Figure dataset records
— begin —
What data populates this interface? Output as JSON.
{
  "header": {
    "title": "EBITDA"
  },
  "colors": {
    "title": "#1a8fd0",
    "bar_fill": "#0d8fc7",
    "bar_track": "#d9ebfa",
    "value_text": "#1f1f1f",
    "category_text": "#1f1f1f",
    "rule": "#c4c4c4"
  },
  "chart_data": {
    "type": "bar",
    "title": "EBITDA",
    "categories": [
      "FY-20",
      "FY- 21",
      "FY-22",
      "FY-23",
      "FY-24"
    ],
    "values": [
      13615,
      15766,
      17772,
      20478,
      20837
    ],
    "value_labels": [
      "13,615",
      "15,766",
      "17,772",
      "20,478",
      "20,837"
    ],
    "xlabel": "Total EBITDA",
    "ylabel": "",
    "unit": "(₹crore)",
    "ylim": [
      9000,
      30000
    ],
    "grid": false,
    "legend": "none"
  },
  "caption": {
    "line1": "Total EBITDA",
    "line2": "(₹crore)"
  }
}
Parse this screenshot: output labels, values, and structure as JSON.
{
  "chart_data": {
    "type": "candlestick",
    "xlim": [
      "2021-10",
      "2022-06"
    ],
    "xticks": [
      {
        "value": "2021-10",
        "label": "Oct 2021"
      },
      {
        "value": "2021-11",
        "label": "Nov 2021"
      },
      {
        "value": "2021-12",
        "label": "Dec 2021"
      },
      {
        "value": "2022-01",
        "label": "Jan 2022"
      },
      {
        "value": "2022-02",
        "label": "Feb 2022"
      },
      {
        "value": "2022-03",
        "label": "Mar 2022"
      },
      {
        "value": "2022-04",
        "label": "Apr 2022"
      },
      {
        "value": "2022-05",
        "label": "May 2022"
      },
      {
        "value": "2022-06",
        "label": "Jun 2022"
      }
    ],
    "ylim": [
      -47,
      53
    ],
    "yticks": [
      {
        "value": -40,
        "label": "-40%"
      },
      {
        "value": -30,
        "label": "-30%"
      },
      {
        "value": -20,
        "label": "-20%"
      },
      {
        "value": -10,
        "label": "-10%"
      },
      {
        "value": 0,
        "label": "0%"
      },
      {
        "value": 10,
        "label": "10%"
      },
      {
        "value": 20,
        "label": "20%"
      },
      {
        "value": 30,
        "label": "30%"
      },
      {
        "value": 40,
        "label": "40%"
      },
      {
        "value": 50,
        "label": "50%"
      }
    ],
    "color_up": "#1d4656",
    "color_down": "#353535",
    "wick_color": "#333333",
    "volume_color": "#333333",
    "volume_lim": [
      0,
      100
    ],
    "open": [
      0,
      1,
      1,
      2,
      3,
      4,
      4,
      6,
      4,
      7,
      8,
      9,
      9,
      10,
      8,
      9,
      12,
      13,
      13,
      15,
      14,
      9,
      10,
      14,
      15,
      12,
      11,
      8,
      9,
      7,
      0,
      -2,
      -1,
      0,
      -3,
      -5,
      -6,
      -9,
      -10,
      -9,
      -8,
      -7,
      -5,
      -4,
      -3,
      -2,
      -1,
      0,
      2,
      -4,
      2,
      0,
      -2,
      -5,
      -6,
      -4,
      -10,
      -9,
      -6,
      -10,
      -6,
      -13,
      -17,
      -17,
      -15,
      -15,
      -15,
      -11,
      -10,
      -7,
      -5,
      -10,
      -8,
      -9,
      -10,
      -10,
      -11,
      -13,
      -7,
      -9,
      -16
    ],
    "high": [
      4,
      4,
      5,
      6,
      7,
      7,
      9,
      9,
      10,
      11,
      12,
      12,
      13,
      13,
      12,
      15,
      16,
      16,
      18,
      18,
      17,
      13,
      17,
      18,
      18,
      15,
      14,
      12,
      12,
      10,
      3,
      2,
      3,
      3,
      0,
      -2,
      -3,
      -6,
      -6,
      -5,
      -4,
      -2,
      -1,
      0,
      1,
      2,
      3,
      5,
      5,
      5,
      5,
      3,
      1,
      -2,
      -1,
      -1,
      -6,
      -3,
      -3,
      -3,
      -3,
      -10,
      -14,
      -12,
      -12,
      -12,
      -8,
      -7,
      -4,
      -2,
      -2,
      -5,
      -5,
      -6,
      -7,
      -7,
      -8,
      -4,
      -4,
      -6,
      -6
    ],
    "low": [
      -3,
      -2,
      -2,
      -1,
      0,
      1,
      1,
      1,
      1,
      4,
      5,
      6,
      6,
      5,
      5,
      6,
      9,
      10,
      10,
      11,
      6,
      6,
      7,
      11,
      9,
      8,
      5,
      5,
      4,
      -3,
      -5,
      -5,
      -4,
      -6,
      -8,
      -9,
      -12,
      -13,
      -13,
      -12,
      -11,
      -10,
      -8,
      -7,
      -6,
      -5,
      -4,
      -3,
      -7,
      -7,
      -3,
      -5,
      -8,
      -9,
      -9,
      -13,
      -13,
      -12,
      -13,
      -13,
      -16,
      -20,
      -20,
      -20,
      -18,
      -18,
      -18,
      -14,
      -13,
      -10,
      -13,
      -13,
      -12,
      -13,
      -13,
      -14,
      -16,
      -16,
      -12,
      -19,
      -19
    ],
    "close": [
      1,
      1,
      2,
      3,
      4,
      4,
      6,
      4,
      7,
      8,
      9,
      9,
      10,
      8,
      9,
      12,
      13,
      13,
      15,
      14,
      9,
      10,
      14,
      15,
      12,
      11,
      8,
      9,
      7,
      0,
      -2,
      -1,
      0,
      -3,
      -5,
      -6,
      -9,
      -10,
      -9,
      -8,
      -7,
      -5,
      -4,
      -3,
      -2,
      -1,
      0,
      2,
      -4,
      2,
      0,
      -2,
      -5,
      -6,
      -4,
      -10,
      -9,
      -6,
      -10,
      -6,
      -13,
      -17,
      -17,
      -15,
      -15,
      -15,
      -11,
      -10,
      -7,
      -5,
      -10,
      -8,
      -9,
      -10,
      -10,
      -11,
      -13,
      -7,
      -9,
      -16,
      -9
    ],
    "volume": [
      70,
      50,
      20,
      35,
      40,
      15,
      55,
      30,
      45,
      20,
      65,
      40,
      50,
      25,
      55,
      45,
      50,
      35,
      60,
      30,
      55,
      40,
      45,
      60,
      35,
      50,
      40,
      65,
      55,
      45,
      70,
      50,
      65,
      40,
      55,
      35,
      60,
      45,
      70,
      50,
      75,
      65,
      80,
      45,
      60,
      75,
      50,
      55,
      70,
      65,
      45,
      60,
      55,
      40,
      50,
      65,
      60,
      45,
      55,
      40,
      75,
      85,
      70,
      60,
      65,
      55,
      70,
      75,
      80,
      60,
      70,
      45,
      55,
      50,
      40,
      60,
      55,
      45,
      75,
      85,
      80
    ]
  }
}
— end —
What you need to do: Reproduce the entire listing word for word.

Solution to the exercise:
What data populates this interface? Output as JSON.
{
  "header": {
    "title": "EBITDA"
  },
  "colors": {
    "title": "#1a8fd0",
    "bar_fill": "#0d8fc7",
    "bar_track": "#d9ebfa",
    "value_text": "#1f1f1f",
    "category_text": "#1f1f1f",
    "rule": "#c4c4c4"
  },
  "chart_data": {
    "type": "bar",
    "title": "EBITDA",
    "categories": [
      "FY-20",
      "FY- 21",
      "FY-22",
      "FY-23",
      "FY-24"
    ],
    "values": [
      13615,
      15766,
      17772,
      20478,
      20837
    ],
    "value_labels": [
      "13,615",
      "15,766",
      "17,772",
      "20,478",
      "20,837"
    ],
    "xlabel": "Total EBITDA",
    "ylabel": "",
    "unit": "(₹crore)",
    "ylim": [
      9000,
      30000
    ],
    "grid": false,
    "legend": "none"
  },
  "caption": {
    "line1": "Total EBITDA",
    "line2": "(₹crore)"
  }
}
Parse this screenshot: output labels, values, and structure as JSON.
{
  "chart_data": {
    "type": "candlestick",
    "xlim": [
      "2021-10",
      "2022-06"
    ],
    "xticks": [
      {
        "value": "2021-10",
        "label": "Oct 2021"
      },
      {
        "value": "2021-11",
        "label": "Nov 2021"
      },
      {
        "value": "2021-12",
        "label": "Dec 2021"
      },
      {
        "value": "2022-01",
        "label": "Jan 2022"
      },
      {
        "value": "2022-02",
        "label": "Feb 2022"
      },
      {
        "value": "2022-03",
        "label": "Mar 2022"
      },
      {
        "value": "2022-04",
        "label": "Apr 2022"
      },
      {
        "value": "2022-05",
        "label": "May 2022"
      },
      {
        "value": "2022-06",
        "label": "Jun 2022"
      }
    ],
    "ylim": [
      -47,
      53
    ],
    "yticks": [
      {
        "value": -40,
        "label": "-40%"
      },
      {
        "value": -30,
        "label": "-30%"
      },
      {
        "value": -20,
        "label": "-20%"
      },
      {
        "value": -10,
        "label": "-10%"
      },
      {
        "value": 0,
        "label": "0%"
      },
      {
        "value": 10,
        "label": "10%"
      },
      {
        "value": 20,
        "label": "20%"
      },
      {
        "value": 30,
        "label": "30%"
      },
      {
        "value": 40,
        "label": "40%"
      },
      {
        "value": 50,
        "label": "50%"
      }
    ],
    "color_up": "#1d4656",
    "color_down": "#353535",
    "wick_color": "#333333",
    "volume_color": "#333333",
    "volume_lim": [
      0,
      100
    ],
    "open": [
      0,
      1,
      1,
      2,
      3,
      4,
      4,
      6,
      4,
      7,
      8,
      9,
      9,
      10,
      8,
      9,
      12,
      13,
      13,
      15,
      14,
      9,
      10,
      14,
      15,
      12,
      11,
      8,
      9,
      7,
      0,
      -2,
      -1,
      0,
      -3,
      -5,
      -6,
      -9,
      -10,
      -9,
      -8,
      -7,
      -5,
      -4,
      -3,
      -2,
      -1,
      0,
      2,
      -4,
      2,
      0,
      -2,
      -5,
      -6,
      -4,
      -10,
      -9,
      -6,
      -10,
      -6,
      -13,
      -17,
      -17,
      -15,
      -15,
      -15,
      -11,
      -10,
      -7,
      -5,
      -10,
      -8,
      -9,
      -10,
      -10,
      -11,
      -13,
      -7,
      -9,
      -16
    ],
    "high": [
      4,
      4,
      5,
      6,
      7,
      7,
      9,
      9,
      10,
      11,
      12,
      12,
      13,
      13,
      12,
      15,
      16,
      16,
      18,
      18,
      17,
      13,
      17,
      18,
      18,
      15,
      14,
      12,
      12,
      10,
      3,
      2,
      3,
      3,
      0,
      -2,
      -3,
      -6,
      -6,
      -5,
      -4,
      -2,
      -1,
      0,
      1,
      2,
      3,
      5,
      5,
      5,
      5,
      3,
      1,
      -2,
      -1,
      -1,
      -6,
      -3,
      -3,
      -3,
      -3,
      -10,
      -14,
      -12,
      -12,
      -12,
      -8,
      -7,
      -4,
      -2,
      -2,
      -5,
      -5,
      -6,
      -7,
      -7,
      -8,
      -4,
      -4,
      -6,
      -6
    ],
    "low": [
      -3,
      -2,
      -2,
      -1,
      0,
      1,
      1,
      1,
      1,
      4,
      5,
      6,
      6,
      5,
      5,
      6,
      9,
      10,
      10,
      11,
      6,
      6,
      7,
      11,
      9,
      8,
      5,
      5,
      4,
      -3,
      -5,
      -5,
      -4,
      -6,
      -8,
      -9,
      -12,
      -13,
      -13,
      -12,
      -11,
      -10,
      -8,
      -7,
      -6,
      -5,
      -4,
      -3,
      -7,
      -7,
      -3,
      -5,
      -8,
      -9,
      -9,
      -13,
      -13,
      -12,
      -13,
      -13,
      -16,
      -20,
      -20,
      -20,
      -18,
      -18,
      -18,
      -14,
      -13,
      -10,
      -13,
      -13,
      -12,
      -13,
      -13,
      -14,
      -16,
      -16,
      -12,
      -19,
      -19
    ],
    "close": [
      1,
      1,
      2,
      3,
      4,
      4,
      6,
      4,
      7,
      8,
      9,
      9,
      10,
      8,
      9,
      12,
      13,
      13,
      15,
      14,
      9,
      10,
      14,
      15,
      12,
      11,
      8,
      9,
      7,
      0,
      -2,
      -1,
      0,
      -3,
      -5,
      -6,
      -9,
      -10,
      -9,
      -8,
      -7,
      -5,
      -4,
      -3,
      -2,
      -1,
      0,
      2,
      -4,
      2,
      0,
      -2,
      -5,
      -6,
      -4,
      -10,
      -9,
      -6,
      -10,
      -6,
      -13,
      -17,
      -17,
      -15,
      -15,
      -15,
      -11,
      -10,
      -7,
      -5,
      -10,
      -8,
      -9,
      -10,
      -10,
      -11,
      -13,
      -7,
      -9,
      -16,
      -9
    ],
    "volume": [
      70,
      50,
      20,
      35,
      40,
      15,
      55,
      30,
      45,
      20,
      65,
      40,
      50,
      25,
      55,
      45,
      50,
      35,
      60,
      30,
      55,
      40,
      45,
      60,
      35,
      50,
      40,
      65,
      55,
      45,
      70,
      50,
      65,
      40,
      55,
      35,
      60,
      45,
      70,
      50,
      75,
      65,
      80,
      45,
      60,
      75,
      50,
      55,
      70,
      65,
      45,
      60,
      55,
      40,
      50,
      65,
      60,
      45,
      55,
      40,
      75,
      85,
      70,
      60,
      65,
      55,
      70,
      75,
      80,
      60,
      70,
      45,
      55,
      50,
      40,
      60,
      55,
      45,
      75,
      85,
      80
    ]
  }
}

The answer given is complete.